▸ What to produce: Restate, word for word, all of the material shown below.

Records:
=-=-=

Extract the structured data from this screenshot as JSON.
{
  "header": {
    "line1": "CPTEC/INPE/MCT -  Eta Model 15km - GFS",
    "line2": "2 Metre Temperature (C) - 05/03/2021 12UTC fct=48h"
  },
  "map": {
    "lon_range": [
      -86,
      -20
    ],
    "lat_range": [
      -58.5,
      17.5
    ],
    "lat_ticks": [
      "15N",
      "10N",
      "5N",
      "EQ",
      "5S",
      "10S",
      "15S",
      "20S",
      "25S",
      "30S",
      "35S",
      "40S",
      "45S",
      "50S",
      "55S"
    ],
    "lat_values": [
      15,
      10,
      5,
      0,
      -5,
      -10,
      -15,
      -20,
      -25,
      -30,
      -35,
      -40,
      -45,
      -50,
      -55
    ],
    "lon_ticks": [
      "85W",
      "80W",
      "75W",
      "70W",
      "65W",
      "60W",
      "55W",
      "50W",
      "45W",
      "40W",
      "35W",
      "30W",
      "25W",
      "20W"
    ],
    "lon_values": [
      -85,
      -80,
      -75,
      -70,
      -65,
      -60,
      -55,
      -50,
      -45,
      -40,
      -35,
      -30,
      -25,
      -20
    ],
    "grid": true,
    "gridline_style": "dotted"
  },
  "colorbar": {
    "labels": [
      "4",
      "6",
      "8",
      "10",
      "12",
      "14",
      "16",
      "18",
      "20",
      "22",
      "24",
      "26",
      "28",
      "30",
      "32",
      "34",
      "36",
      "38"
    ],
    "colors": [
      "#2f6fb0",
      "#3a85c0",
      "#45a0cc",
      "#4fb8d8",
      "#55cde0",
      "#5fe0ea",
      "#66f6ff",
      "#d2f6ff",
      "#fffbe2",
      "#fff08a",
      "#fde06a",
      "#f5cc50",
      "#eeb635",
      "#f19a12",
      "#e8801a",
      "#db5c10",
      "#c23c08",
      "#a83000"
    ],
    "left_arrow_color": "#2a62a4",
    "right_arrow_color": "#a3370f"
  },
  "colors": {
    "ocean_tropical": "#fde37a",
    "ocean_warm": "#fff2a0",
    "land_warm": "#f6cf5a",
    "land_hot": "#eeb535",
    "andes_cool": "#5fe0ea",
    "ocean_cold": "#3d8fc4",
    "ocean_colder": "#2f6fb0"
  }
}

=-=-=

▸ Result:
Extract the structured data from this screenshot as JSON.
{
  "header": {
    "line1": "CPTEC/INPE/MCT -  Eta Model 15km - GFS",
    "line2": "2 Metre Temperature (C) - 05/03/2021 12UTC fct=48h"
  },
  "map": {
    "lon_range": [
      -86,
      -20
    ],
    "lat_range": [
      -58.5,
      17.5
    ],
    "lat_ticks": [
      "15N",
      "10N",
      "5N",
      "EQ",
      "5S",
      "10S",
      "15S",
      "20S",
      "25S",
      "30S",
      "35S",
      "40S",
      "45S",
      "50S",
      "55S"
    ],
    "lat_values": [
      15,
      10,
      5,
      0,
      -5,
      -10,
      -15,
      -20,
      -25,
      -30,
      -35,
      -40,
      -45,
      -50,
      -55
    ],
    "lon_ticks": [
      "85W",
      "80W",
      "75W",
      "70W",
      "65W",
      "60W",
      "55W",
      "50W",
      "45W",
      "40W",
      "35W",
      "30W",
      "25W",
      "20W"
    ],
    "lon_values": [
      -85,
      -80,
      -75,
      -70,
      -65,
      -60,
      -55,
      -50,
      -45,
      -40,
      -35,
      -30,
      -25,
      -20
    ],
    "grid": true,
    "gridline_style": "dotted"
  },
  "colorbar": {
    "labels": [
      "4",
      "6",
      "8",
      "10",
      "12",
      "14",
      "16",
      "18",
      "20",
      "22",
      "24",
      "26",
      "28",
      "30",
      "32",
      "34",
      "36",
      "38"
    ],
    "colors": [
      "#2f6fb0",
      "#3a85c0",
      "#45a0cc",
      "#4fb8d8",
      "#55cde0",
      "#5fe0ea",
      "#66f6ff",
      "#d2f6ff",
      "#fffbe2",
      "#fff08a",
      "#fde06a",
      "#f5cc50",
      "#eeb635",
      "#f19a12",
      "#e8801a",
      "#db5c10",
      "#c23c08",
      "#a83000"
    ],
    "left_arrow_color": "#2a62a4",
    "right_arrow_color": "#a3370f"
  },
  "colors": {
    "ocean_tropical": "#fde37a",
    "ocean_warm": "#fff2a0",
    "land_warm": "#f6cf5a",
    "land_hot": "#eeb535",
    "andes_cool": "#5fe0ea",
    "ocean_cold": "#3d8fc4",
    "ocean_colder": "#2f6fb0"
  }
}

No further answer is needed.